Set exercise:
Write out each line in which the string "estimadores" is present.

Provided entries:
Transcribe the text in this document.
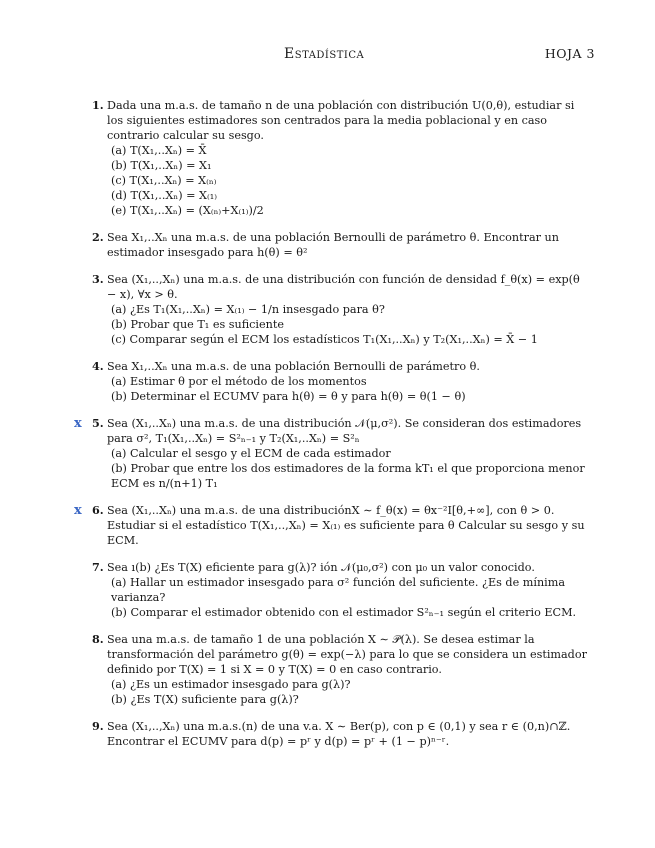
Estadística	HOJA 3
1. Dada una m.a.s. de tamaño n de una población con distribución U(0,θ), estudiar si los siguientes estimadores son centrados para la media poblacional y en caso contrario calcular su sesgo.
(a) T(X₁,..Xₙ) = X̄
(b) T(X₁,..Xₙ) = X₁
(c) T(X₁,..Xₙ) = X₍ₙ₎
(d) T(X₁,..Xₙ) = X₍₁₎
(e) T(X₁,..Xₙ) = (X₍ₙ₎+X₍₁₎)/2
2. Sea X₁,..Xₙ una m.a.s. de una población Bernoulli de parámetro θ. Encontrar un estimador insesgado para h(θ) = θ²
3. Sea (X₁,..,Xₙ) una m.a.s. de una distribución con función de densidad f_θ(x) = exp(θ − x), ∀x > θ.
(a) ¿Es T₁(X₁,..Xₙ) = X₍₁₎ − 1/n insesgado para θ?
(b) Probar que T₁ es suficiente
(c) Comparar según el ECM los estadísticos T₁(X₁,..Xₙ) y T₂(X₁,..Xₙ) = X̄ − 1
4. Sea X₁,..Xₙ una m.a.s. de una población Bernoulli de parámetro θ.
(a) Estimar θ por el método de los momentos
(b) Determinar el ECUMV para h(θ) = θ y para h(θ) = θ(1 − θ)
x 5. Sea (X₁,..Xₙ) una m.a.s. de una distribución 𝒩(μ,σ²). Se consideran dos estimadores para σ², T₁(X₁,..Xₙ) = S²ₙ₋₁ y T₂(X₁,..Xₙ) = S²ₙ
(a) Calcular el sesgo y el ECM de cada estimador
(b) Probar que entre los dos estimadores de la forma kT₁ el que proporciona menor ECM es n/(n+1) T₁
x 6. Sea (X₁,..Xₙ) una m.a.s. de una distribuciónX ∼ f_θ(x) = θx⁻²I[θ,+∞], con θ > 0. Estudiar si el estadístico T(X₁,..,Xₙ) = X₍₁₎ es suficiente para θ Calcular su sesgo y su ECM.
7. Sea ı(b) ¿Es T(X) eficiente para g(λ)? ión 𝒩(μ₀,σ²) con μ₀ un valor conocido.
(a) Hallar un estimador insesgado para σ² función del suficiente. ¿Es de mínima varianza?
(b) Comparar el estimador obtenido con el estimador S²ₙ₋₁ según el criterio ECM.
8. Sea una m.a.s. de tamaño 1 de una población X ∼ 𝒫(λ). Se desea estimar la transformación del parámetro g(θ) = exp(−λ) para lo que se considera un estimador definido por T(X) = 1 si X = 0 y T(X) = 0 en caso contrario.
(a) ¿Es un estimador insesgado para g(λ)?
(b) ¿Es T(X) suficiente para g(λ)?
9. Sea (X₁,..,Xₙ) una m.a.s.(n) de una v.a. X ∼ Ber(p), con p ∈ (0,1) y sea r ∈ (0,n)∩ℤ. Encontrar el ECUMV para d(p) = pʳ y d(p) = pʳ + (1 − p)ⁿ⁻ʳ.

Full solution:
1. Dada una m.a.s. de tamaño n de una población con distribución U(0,θ), estudiar si los siguientes estimadores son centrados para la media poblacional y en caso contrario calcular su sesgo.
x 5. Sea (X₁,..Xₙ) una m.a.s. de una distribución 𝒩(μ,σ²). Se consideran dos estimadores para σ², T₁(X₁,..Xₙ) = S²ₙ₋₁ y T₂(X₁,..Xₙ) = S²ₙ
(b) Probar que entre los dos estimadores de la forma kT₁ el que proporciona menor ECM es n/(n+1) T₁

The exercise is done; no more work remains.